**What to work on**
Gather each line of the records where "sentences" appears.

**Extracted entries**
· · · · ·
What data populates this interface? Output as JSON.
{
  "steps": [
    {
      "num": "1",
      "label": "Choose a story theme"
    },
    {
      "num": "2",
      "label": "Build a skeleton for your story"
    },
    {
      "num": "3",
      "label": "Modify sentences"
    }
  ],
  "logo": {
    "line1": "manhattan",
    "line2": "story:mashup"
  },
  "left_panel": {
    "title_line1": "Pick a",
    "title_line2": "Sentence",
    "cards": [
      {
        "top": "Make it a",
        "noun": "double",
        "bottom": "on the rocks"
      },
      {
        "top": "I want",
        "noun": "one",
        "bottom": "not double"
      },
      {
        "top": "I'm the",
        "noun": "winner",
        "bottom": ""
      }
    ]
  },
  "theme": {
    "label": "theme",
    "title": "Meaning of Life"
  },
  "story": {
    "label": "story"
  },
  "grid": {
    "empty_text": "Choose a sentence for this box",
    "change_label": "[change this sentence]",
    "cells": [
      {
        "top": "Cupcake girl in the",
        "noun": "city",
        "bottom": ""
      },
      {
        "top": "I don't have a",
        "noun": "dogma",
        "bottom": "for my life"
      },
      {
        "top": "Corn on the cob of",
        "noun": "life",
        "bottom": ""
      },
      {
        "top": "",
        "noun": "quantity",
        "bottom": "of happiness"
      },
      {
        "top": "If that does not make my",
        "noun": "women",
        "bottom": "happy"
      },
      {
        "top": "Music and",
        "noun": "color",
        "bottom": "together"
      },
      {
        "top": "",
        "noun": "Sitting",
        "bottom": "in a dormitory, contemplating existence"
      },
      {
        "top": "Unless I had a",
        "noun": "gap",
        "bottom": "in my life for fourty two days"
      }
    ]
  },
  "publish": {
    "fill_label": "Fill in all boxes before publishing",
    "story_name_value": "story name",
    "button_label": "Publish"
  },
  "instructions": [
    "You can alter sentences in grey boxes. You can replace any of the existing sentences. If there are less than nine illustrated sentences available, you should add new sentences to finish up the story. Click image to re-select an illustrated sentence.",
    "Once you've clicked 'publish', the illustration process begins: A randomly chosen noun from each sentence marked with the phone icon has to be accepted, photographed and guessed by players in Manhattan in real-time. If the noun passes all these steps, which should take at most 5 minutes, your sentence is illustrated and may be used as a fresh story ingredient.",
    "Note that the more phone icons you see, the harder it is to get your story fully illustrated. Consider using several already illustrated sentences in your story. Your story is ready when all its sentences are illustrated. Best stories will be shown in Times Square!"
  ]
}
· · · · ·
**Answer for this exercise**
      "label": "Modify sentences"
    "You can alter sentences in grey boxes. You can replace any of the existing sentences. If there are less than nine illustrated sentences available, you should add new sentences to finish up the story. Click image to re-select an illustrated sentence.",
    "Note that the more phone icons you see, the harder it is to get your story fully illustrated. Consider using several already illustrated sentences in your story. Your story is ready when all its sentences are illustrated. Best stories will be shown in Times Square!"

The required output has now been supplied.